WHAT THIS TASK INVOLVES:
Report all lines from the entries below in which "data" appears.

INFORMATION SHOWN:
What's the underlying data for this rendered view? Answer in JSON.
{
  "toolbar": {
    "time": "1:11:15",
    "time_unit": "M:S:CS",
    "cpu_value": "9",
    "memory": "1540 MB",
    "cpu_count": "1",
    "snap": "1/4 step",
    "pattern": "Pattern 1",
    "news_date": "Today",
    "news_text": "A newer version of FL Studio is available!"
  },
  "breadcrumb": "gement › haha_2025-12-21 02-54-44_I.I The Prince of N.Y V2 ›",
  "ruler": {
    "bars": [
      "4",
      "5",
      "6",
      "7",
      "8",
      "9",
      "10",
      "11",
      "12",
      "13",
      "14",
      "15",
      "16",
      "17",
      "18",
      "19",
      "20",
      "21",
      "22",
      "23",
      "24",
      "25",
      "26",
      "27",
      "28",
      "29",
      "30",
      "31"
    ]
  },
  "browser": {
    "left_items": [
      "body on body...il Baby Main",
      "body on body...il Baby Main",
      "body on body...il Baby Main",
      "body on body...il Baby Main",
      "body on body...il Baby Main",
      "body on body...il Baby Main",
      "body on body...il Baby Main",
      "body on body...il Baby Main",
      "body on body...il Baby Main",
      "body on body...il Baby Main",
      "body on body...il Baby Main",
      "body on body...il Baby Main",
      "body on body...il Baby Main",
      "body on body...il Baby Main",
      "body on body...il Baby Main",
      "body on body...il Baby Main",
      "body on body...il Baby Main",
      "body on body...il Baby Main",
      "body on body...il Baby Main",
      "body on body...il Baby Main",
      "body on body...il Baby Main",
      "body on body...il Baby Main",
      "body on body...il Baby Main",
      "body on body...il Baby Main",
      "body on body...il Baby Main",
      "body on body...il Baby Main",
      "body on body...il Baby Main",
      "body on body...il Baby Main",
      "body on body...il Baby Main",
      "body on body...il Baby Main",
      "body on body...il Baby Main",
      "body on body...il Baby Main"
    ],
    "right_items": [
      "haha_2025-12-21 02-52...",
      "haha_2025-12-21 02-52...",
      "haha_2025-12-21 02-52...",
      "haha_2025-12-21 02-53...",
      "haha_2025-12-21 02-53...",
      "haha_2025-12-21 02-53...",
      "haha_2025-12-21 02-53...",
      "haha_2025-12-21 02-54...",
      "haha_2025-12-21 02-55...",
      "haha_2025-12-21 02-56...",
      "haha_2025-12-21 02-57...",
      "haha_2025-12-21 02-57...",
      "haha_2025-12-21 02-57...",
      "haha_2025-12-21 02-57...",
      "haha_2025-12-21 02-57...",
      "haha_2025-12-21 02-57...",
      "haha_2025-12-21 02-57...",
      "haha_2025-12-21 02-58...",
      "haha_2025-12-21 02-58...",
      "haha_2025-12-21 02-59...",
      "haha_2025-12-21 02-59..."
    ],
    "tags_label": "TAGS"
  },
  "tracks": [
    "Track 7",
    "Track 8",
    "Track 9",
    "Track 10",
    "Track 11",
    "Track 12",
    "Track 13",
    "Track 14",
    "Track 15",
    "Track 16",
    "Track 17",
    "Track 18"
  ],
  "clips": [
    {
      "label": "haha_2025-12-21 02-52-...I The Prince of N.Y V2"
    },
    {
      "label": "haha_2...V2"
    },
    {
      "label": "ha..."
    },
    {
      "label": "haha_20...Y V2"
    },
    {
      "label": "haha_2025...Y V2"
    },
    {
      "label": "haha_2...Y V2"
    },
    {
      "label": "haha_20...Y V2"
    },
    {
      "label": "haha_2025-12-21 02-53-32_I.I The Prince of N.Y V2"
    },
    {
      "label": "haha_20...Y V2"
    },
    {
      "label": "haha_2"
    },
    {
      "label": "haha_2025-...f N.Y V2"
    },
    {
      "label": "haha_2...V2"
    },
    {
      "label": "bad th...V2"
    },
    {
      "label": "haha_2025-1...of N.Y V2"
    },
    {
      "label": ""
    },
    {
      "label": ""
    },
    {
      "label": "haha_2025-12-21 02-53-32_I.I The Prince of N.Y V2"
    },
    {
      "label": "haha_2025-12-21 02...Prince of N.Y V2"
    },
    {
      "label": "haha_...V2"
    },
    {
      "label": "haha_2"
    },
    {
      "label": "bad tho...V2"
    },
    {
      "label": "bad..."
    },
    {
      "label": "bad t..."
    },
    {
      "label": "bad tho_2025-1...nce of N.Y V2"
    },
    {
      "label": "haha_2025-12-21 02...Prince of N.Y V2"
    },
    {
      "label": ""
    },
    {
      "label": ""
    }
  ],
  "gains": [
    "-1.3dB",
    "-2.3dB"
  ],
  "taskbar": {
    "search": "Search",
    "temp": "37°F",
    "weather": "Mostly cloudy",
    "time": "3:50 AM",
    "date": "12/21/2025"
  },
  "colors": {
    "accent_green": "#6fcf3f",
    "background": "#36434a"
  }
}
==
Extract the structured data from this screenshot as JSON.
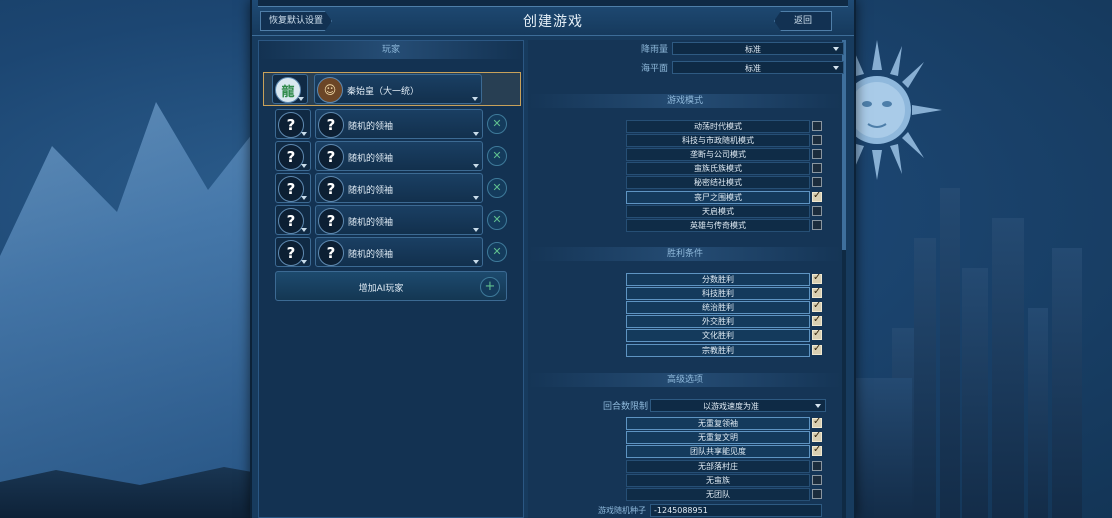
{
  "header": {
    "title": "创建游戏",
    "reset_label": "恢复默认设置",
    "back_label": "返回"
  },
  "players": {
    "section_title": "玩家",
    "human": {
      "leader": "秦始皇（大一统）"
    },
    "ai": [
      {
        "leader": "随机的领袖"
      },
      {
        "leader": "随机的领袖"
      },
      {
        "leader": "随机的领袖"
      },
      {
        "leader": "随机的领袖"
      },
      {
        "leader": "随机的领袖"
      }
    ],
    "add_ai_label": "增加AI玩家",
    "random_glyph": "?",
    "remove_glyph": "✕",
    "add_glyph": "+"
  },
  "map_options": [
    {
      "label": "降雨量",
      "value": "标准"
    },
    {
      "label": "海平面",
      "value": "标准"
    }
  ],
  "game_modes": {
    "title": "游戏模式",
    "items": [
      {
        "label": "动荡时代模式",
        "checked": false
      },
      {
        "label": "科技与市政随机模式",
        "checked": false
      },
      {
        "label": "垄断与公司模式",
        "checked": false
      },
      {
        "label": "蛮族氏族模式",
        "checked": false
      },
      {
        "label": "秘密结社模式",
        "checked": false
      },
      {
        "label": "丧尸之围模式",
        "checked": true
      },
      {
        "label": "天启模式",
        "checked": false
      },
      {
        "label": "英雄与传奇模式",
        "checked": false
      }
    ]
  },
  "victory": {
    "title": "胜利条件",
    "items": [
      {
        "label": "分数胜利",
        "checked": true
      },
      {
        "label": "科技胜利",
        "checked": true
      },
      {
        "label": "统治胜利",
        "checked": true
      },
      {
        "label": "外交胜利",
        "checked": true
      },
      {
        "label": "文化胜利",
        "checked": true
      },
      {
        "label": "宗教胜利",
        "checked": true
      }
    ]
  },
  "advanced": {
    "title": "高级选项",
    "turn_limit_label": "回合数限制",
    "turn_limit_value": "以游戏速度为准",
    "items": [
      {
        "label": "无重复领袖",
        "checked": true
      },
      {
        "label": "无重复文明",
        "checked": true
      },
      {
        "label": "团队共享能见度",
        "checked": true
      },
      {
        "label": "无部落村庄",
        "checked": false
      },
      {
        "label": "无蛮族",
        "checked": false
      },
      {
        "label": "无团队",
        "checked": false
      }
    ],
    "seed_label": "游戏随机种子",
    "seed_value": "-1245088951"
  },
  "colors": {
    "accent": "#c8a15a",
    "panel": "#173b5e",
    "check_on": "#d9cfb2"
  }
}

EXERCISE RESPONSE:
What's the underlying data for this rendered view? Answer in JSON.
Extract the structured data from this screenshot as JSON.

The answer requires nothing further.